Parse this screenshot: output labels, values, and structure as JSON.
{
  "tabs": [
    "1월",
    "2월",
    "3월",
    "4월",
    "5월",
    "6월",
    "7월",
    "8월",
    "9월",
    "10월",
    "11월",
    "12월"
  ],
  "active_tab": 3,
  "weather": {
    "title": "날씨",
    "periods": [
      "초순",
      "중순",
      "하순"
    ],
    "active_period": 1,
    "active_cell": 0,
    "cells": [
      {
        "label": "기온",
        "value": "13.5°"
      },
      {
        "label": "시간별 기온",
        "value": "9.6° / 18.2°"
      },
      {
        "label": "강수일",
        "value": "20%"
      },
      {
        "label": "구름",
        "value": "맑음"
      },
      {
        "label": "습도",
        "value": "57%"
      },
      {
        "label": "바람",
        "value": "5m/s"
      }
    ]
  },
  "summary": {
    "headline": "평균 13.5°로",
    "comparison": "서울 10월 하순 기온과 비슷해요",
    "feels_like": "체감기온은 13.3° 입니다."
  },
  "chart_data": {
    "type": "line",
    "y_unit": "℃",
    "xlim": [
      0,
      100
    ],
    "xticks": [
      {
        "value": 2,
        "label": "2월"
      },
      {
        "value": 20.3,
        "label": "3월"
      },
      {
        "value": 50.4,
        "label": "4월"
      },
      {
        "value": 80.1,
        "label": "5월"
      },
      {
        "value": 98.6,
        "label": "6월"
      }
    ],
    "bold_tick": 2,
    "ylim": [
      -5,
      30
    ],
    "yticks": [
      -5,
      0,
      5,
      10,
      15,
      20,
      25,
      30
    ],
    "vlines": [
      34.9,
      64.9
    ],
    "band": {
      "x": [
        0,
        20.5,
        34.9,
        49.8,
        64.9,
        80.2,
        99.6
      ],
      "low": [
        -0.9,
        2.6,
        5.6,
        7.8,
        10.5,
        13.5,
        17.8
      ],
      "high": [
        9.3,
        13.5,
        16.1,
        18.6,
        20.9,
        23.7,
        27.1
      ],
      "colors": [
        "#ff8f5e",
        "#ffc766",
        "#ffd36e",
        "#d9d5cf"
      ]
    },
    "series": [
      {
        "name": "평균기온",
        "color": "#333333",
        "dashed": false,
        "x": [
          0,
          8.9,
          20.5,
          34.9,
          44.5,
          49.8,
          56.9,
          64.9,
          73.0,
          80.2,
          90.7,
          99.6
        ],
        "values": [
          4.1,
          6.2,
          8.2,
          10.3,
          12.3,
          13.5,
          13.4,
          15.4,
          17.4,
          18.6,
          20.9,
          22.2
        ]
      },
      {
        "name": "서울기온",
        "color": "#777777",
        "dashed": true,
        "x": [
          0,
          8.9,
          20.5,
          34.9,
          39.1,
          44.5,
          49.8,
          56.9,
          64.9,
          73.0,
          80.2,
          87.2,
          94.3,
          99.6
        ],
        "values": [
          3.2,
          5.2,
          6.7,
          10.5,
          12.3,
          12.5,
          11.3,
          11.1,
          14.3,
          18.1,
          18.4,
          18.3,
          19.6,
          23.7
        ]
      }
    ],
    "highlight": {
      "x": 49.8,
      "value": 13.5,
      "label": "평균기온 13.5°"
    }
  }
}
____
* _The task_
The records above should be returned exactly.

* _Written response_
Parse this screenshot: output labels, values, and structure as JSON.
{
  "tabs": [
    "1월",
    "2월",
    "3월",
    "4월",
    "5월",
    "6월",
    "7월",
    "8월",
    "9월",
    "10월",
    "11월",
    "12월"
  ],
  "active_tab": 3,
  "weather": {
    "title": "날씨",
    "periods": [
      "초순",
      "중순",
      "하순"
    ],
    "active_period": 1,
    "active_cell": 0,
    "cells": [
      {
        "label": "기온",
        "value": "13.5°"
      },
      {
        "label": "시간별 기온",
        "value": "9.6° / 18.2°"
      },
      {
        "label": "강수일",
        "value": "20%"
      },
      {
        "label": "구름",
        "value": "맑음"
      },
      {
        "label": "습도",
        "value": "57%"
      },
      {
        "label": "바람",
        "value": "5m/s"
      }
    ]
  },
  "summary": {
    "headline": "평균 13.5°로",
    "comparison": "서울 10월 하순 기온과 비슷해요",
    "feels_like": "체감기온은 13.3° 입니다."
  },
  "chart_data": {
    "type": "line",
    "y_unit": "℃",
    "xlim": [
      0,
      100
    ],
    "xticks": [
      {
        "value": 2,
        "label": "2월"
      },
      {
        "value": 20.3,
        "label": "3월"
      },
      {
        "value": 50.4,
        "label": "4월"
      },
      {
        "value": 80.1,
        "label": "5월"
      },
      {
        "value": 98.6,
        "label": "6월"
      }
    ],
    "bold_tick": 2,
    "ylim": [
      -5,
      30
    ],
    "yticks": [
      -5,
      0,
      5,
      10,
      15,
      20,
      25,
      30
    ],
    "vlines": [
      34.9,
      64.9
    ],
    "band": {
      "x": [
        0,
        20.5,
        34.9,
        49.8,
        64.9,
        80.2,
        99.6
      ],
      "low": [
        -0.9,
        2.6,
        5.6,
        7.8,
        10.5,
        13.5,
        17.8
      ],
      "high": [
        9.3,
        13.5,
        16.1,
        18.6,
        20.9,
        23.7,
        27.1
      ],
      "colors": [
        "#ff8f5e",
        "#ffc766",
        "#ffd36e",
        "#d9d5cf"
      ]
    },
    "series": [
      {
        "name": "평균기온",
        "color": "#333333",
        "dashed": false,
        "x": [
          0,
          8.9,
          20.5,
          34.9,
          44.5,
          49.8,
          56.9,
          64.9,
          73.0,
          80.2,
          90.7,
          99.6
        ],
        "values": [
          4.1,
          6.2,
          8.2,
          10.3,
          12.3,
          13.5,
          13.4,
          15.4,
          17.4,
          18.6,
          20.9,
          22.2
        ]
      },
      {
        "name": "서울기온",
        "color": "#777777",
        "dashed": true,
        "x": [
          0,
          8.9,
          20.5,
          34.9,
          39.1,
          44.5,
          49.8,
          56.9,
          64.9,
          73.0,
          80.2,
          87.2,
          94.3,
          99.6
        ],
        "values": [
          3.2,
          5.2,
          6.7,
          10.5,
          12.3,
          12.5,
          11.3,
          11.1,
          14.3,
          18.1,
          18.4,
          18.3,
          19.6,
          23.7
        ]
      }
    ],
    "highlight": {
      "x": 49.8,
      "value": 13.5,
      "label": "평균기온 13.5°"
    }
  }
}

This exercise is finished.